• _EXERCISE DATA_
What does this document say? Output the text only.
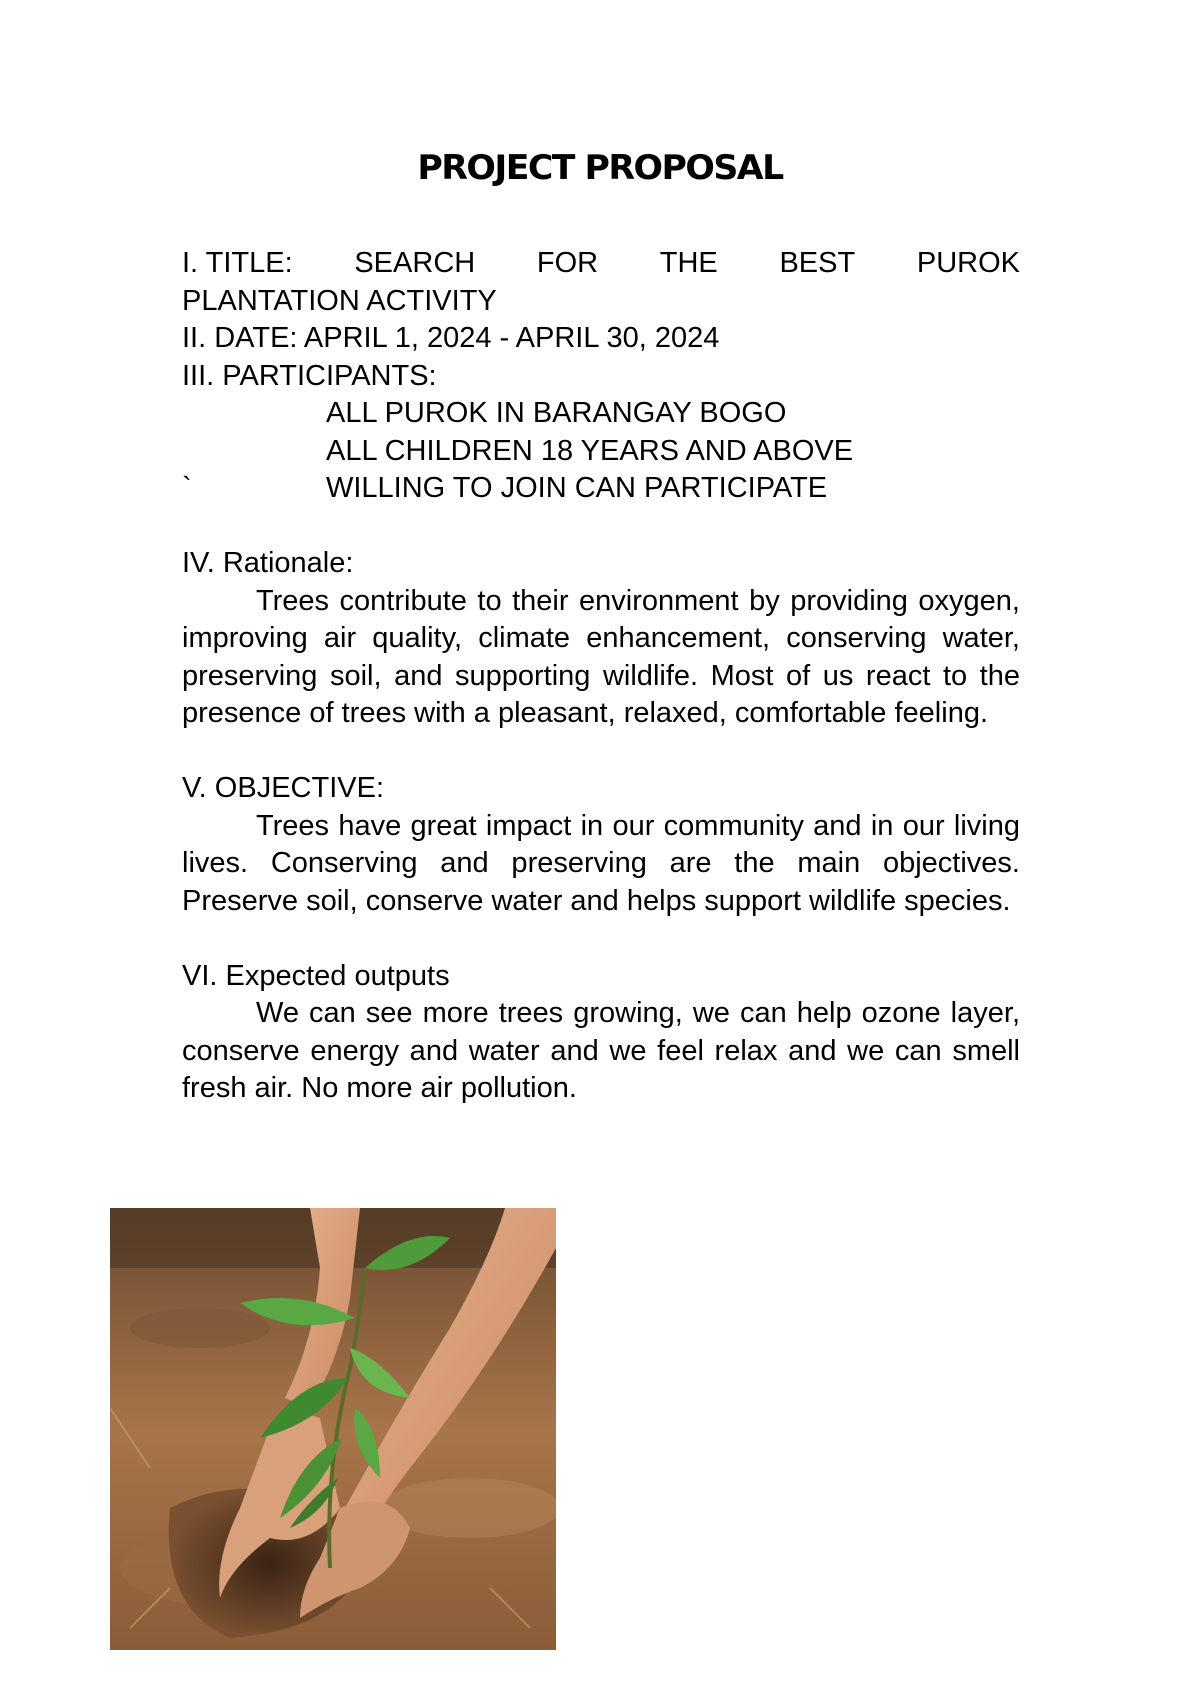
PROJECT PROPOSAL
I. TITLE: SEARCH FOR THE BEST PUROK
PLANTATION ACTIVITY
II. DATE: APRIL 1, 2024 - APRIL 30, 2024
III. PARTICIPANTS:
ALL PUROK IN BARANGAY BOGO
ALL CHILDREN 18 YEARS AND ABOVE
`	WILLING TO JOIN CAN PARTICIPATE
IV. Rationale:

Trees contribute to their environment by providing oxygen, improving air quality, climate enhancement, conserving water, preserving soil, and supporting wildlife. Most of us react to the presence of trees with a pleasant, relaxed, comfortable feeling.

V. OBJECTIVE:

Trees have great impact in our community and in our living lives. Conserving and preserving are the main objectives. Preserve soil, conserve water and helps support wildlife species.

VI. Expected outputs

We can see more trees growing, we can help ozone layer, conserve energy and water and we feel relax and we can smell fresh air. No more air pollution.
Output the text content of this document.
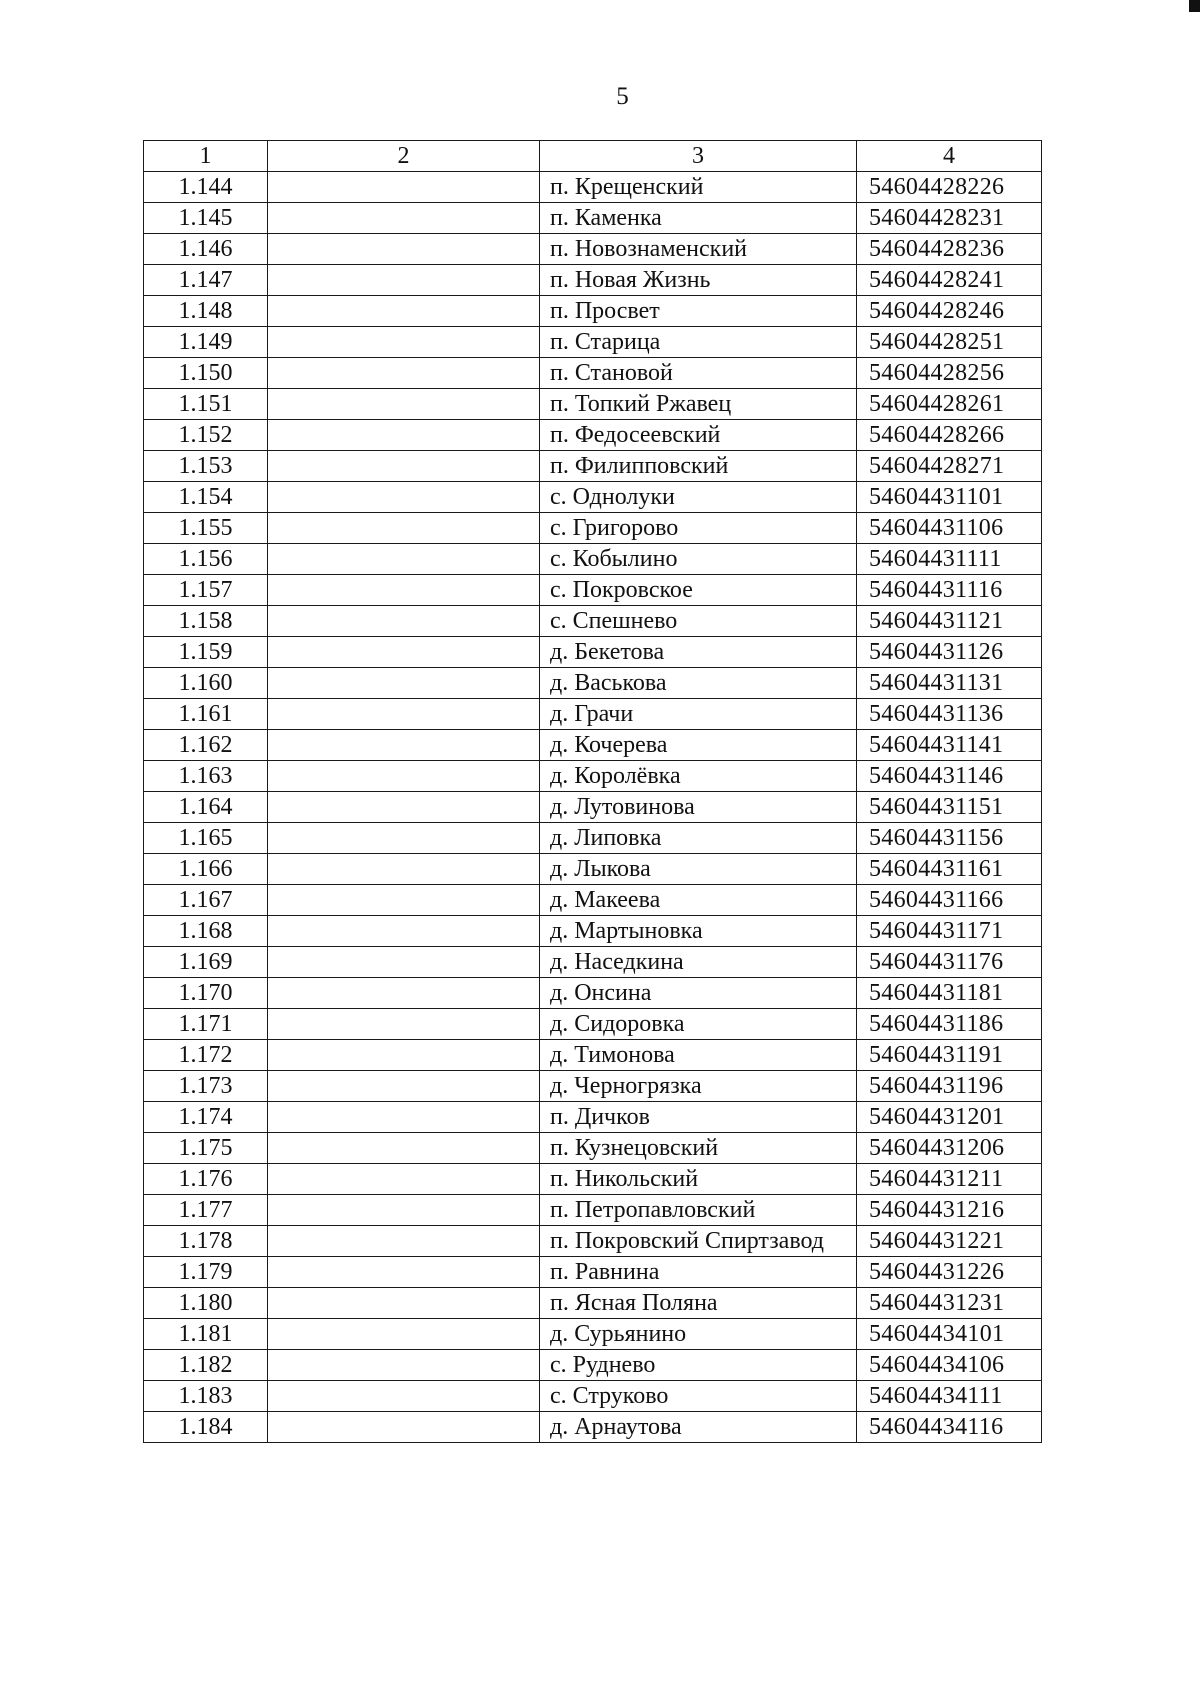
5
1	2	3	4
1.144		п. Крещенский	54604428226
1.145		п. Каменка	54604428231
1.146		п. Новознаменский	54604428236
1.147		п. Новая Жизнь	54604428241
1.148		п. Просвет	54604428246
1.149		п. Старица	54604428251
1.150		п. Становой	54604428256
1.151		п. Топкий Ржавец	54604428261
1.152		п. Федосеевский	54604428266
1.153		п. Филипповский	54604428271
1.154		с. Однолуки	54604431101
1.155		с. Григорово	54604431106
1.156		с. Кобылино	54604431111
1.157		с. Покровское	54604431116
1.158		с. Спешнево	54604431121
1.159		д. Бекетова	54604431126
1.160		д. Васькова	54604431131
1.161		д. Грачи	54604431136
1.162		д. Кочерева	54604431141
1.163		д. Королёвка	54604431146
1.164		д. Лутовинова	54604431151
1.165		д. Липовка	54604431156
1.166		д. Лыкова	54604431161
1.167		д. Макеева	54604431166
1.168		д. Мартыновка	54604431171
1.169		д. Наседкина	54604431176
1.170		д. Онсина	54604431181
1.171		д. Сидоровка	54604431186
1.172		д. Тимонова	54604431191
1.173		д. Черногрязка	54604431196
1.174		п. Дичков	54604431201
1.175		п. Кузнецовский	54604431206
1.176		п. Никольский	54604431211
1.177		п. Петропавловский	54604431216
1.178		п. Покровский Спиртзавод	54604431221
1.179		п. Равнина	54604431226
1.180		п. Ясная Поляна	54604431231
1.181		д. Сурьянино	54604434101
1.182		с. Руднево	54604434106
1.183		с. Струково	54604434111
1.184		д. Арнаутова	54604434116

• _REQUEST_
Transcribe the whole listing exactly. Pictures are excluded.

• _OUTPUT OF THE EXERCISE_
What does this document say? Output the text only.
PROJECT PROPOSAL
I. TITLE: SEARCH FOR THE BEST PUROK
PLANTATION ACTIVITY
II. DATE: APRIL 1, 2024 - APRIL 30, 2024
III. PARTICIPANTS:
ALL PUROK IN BARANGAY BOGO
ALL CHILDREN 18 YEARS AND ABOVE
`	WILLING TO JOIN CAN PARTICIPATE
IV. Rationale:

Trees contribute to their environment by providing oxygen, improving air quality, climate enhancement, conserving water, preserving soil, and supporting wildlife. Most of us react to the presence of trees with a pleasant, relaxed, comfortable feeling.

V. OBJECTIVE:

Trees have great impact in our community and in our living lives. Conserving and preserving are the main objectives. Preserve soil, conserve water and helps support wildlife species.

VI. Expected outputs

We can see more trees growing, we can help ozone layer, conserve energy and water and we feel relax and we can smell fresh air. No more air pollution.
Output the text content of this document.
5
1	2	3	4
1.144		п. Крещенский	54604428226
1.145		п. Каменка	54604428231
1.146		п. Новознаменский	54604428236
1.147		п. Новая Жизнь	54604428241
1.148		п. Просвет	54604428246
1.149		п. Старица	54604428251
1.150		п. Становой	54604428256
1.151		п. Топкий Ржавец	54604428261
1.152		п. Федосеевский	54604428266
1.153		п. Филипповский	54604428271
1.154		с. Однолуки	54604431101
1.155		с. Григорово	54604431106
1.156		с. Кобылино	54604431111
1.157		с. Покровское	54604431116
1.158		с. Спешнево	54604431121
1.159		д. Бекетова	54604431126
1.160		д. Васькова	54604431131
1.161		д. Грачи	54604431136
1.162		д. Кочерева	54604431141
1.163		д. Королёвка	54604431146
1.164		д. Лутовинова	54604431151
1.165		д. Липовка	54604431156
1.166		д. Лыкова	54604431161
1.167		д. Макеева	54604431166
1.168		д. Мартыновка	54604431171
1.169		д. Наседкина	54604431176
1.170		д. Онсина	54604431181
1.171		д. Сидоровка	54604431186
1.172		д. Тимонова	54604431191
1.173		д. Черногрязка	54604431196
1.174		п. Дичков	54604431201
1.175		п. Кузнецовский	54604431206
1.176		п. Никольский	54604431211
1.177		п. Петропавловский	54604431216
1.178		п. Покровский Спиртзавод	54604431221
1.179		п. Равнина	54604431226
1.180		п. Ясная Поляна	54604431231
1.181		д. Сурьянино	54604434101
1.182		с. Руднево	54604434106
1.183		с. Струково	54604434111
1.184		д. Арнаутова	54604434116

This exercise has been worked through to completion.